━━━━━ ROWS

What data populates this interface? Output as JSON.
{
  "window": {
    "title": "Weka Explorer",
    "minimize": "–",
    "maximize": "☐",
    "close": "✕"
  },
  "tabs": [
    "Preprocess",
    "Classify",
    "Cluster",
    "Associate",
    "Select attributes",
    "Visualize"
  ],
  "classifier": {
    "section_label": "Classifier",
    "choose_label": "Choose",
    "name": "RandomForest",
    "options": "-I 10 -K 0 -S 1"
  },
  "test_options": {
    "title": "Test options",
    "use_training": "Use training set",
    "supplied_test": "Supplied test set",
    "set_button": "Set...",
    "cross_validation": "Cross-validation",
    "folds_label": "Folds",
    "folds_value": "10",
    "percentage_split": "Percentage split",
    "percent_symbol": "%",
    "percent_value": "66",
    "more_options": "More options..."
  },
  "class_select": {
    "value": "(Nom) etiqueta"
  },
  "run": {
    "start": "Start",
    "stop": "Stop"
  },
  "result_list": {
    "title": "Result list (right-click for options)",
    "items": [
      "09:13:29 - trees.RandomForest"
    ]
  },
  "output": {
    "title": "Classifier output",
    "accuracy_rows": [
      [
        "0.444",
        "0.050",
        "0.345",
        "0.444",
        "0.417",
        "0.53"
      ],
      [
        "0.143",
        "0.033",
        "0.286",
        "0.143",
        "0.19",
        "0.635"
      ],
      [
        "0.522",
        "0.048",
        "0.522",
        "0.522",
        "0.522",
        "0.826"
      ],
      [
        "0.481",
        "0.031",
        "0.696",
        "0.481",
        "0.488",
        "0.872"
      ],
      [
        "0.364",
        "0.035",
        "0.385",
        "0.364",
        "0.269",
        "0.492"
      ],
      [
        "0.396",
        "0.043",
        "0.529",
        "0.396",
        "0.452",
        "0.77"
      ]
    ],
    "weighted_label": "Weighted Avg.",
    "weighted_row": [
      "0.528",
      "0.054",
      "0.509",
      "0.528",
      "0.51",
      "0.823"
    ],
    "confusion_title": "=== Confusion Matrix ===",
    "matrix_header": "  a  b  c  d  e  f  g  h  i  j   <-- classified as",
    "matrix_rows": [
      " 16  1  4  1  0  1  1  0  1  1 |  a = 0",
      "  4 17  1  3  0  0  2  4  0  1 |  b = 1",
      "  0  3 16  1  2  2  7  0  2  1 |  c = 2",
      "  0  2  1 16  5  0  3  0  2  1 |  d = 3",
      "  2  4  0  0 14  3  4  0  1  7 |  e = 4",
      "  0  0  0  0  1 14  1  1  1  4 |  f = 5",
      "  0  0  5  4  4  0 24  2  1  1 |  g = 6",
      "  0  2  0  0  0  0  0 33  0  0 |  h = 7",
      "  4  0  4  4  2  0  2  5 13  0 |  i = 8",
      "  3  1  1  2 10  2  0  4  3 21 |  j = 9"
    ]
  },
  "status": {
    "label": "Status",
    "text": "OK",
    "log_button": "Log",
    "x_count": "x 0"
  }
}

━━━━━━━━━━

Return all the data exactly as given.

What data populates this interface? Output as JSON.
{
  "window": {
    "title": "Weka Explorer",
    "minimize": "–",
    "maximize": "☐",
    "close": "✕"
  },
  "tabs": [
    "Preprocess",
    "Classify",
    "Cluster",
    "Associate",
    "Select attributes",
    "Visualize"
  ],
  "classifier": {
    "section_label": "Classifier",
    "choose_label": "Choose",
    "name": "RandomForest",
    "options": "-I 10 -K 0 -S 1"
  },
  "test_options": {
    "title": "Test options",
    "use_training": "Use training set",
    "supplied_test": "Supplied test set",
    "set_button": "Set...",
    "cross_validation": "Cross-validation",
    "folds_label": "Folds",
    "folds_value": "10",
    "percentage_split": "Percentage split",
    "percent_symbol": "%",
    "percent_value": "66",
    "more_options": "More options..."
  },
  "class_select": {
    "value": "(Nom) etiqueta"
  },
  "run": {
    "start": "Start",
    "stop": "Stop"
  },
  "result_list": {
    "title": "Result list (right-click for options)",
    "items": [
      "09:13:29 - trees.RandomForest"
    ]
  },
  "output": {
    "title": "Classifier output",
    "accuracy_rows": [
      [
        "0.444",
        "0.050",
        "0.345",
        "0.444",
        "0.417",
        "0.53"
      ],
      [
        "0.143",
        "0.033",
        "0.286",
        "0.143",
        "0.19",
        "0.635"
      ],
      [
        "0.522",
        "0.048",
        "0.522",
        "0.522",
        "0.522",
        "0.826"
      ],
      [
        "0.481",
        "0.031",
        "0.696",
        "0.481",
        "0.488",
        "0.872"
      ],
      [
        "0.364",
        "0.035",
        "0.385",
        "0.364",
        "0.269",
        "0.492"
      ],
      [
        "0.396",
        "0.043",
        "0.529",
        "0.396",
        "0.452",
        "0.77"
      ]
    ],
    "weighted_label": "Weighted Avg.",
    "weighted_row": [
      "0.528",
      "0.054",
      "0.509",
      "0.528",
      "0.51",
      "0.823"
    ],
    "confusion_title": "=== Confusion Matrix ===",
    "matrix_header": "  a  b  c  d  e  f  g  h  i  j   <-- classified as",
    "matrix_rows": [
      " 16  1  4  1  0  1  1  0  1  1 |  a = 0",
      "  4 17  1  3  0  0  2  4  0  1 |  b = 1",
      "  0  3 16  1  2  2  7  0  2  1 |  c = 2",
      "  0  2  1 16  5  0  3  0  2  1 |  d = 3",
      "  2  4  0  0 14  3  4  0  1  7 |  e = 4",
      "  0  0  0  0  1 14  1  1  1  4 |  f = 5",
      "  0  0  5  4  4  0 24  2  1  1 |  g = 6",
      "  0  2  0  0  0  0  0 33  0  0 |  h = 7",
      "  4  0  4  4  2  0  2  5 13  0 |  i = 8",
      "  3  1  1  2 10  2  0  4  3 21 |  j = 9"
    ]
  },
  "status": {
    "label": "Status",
    "text": "OK",
    "log_button": "Log",
    "x_count": "x 0"
  }
}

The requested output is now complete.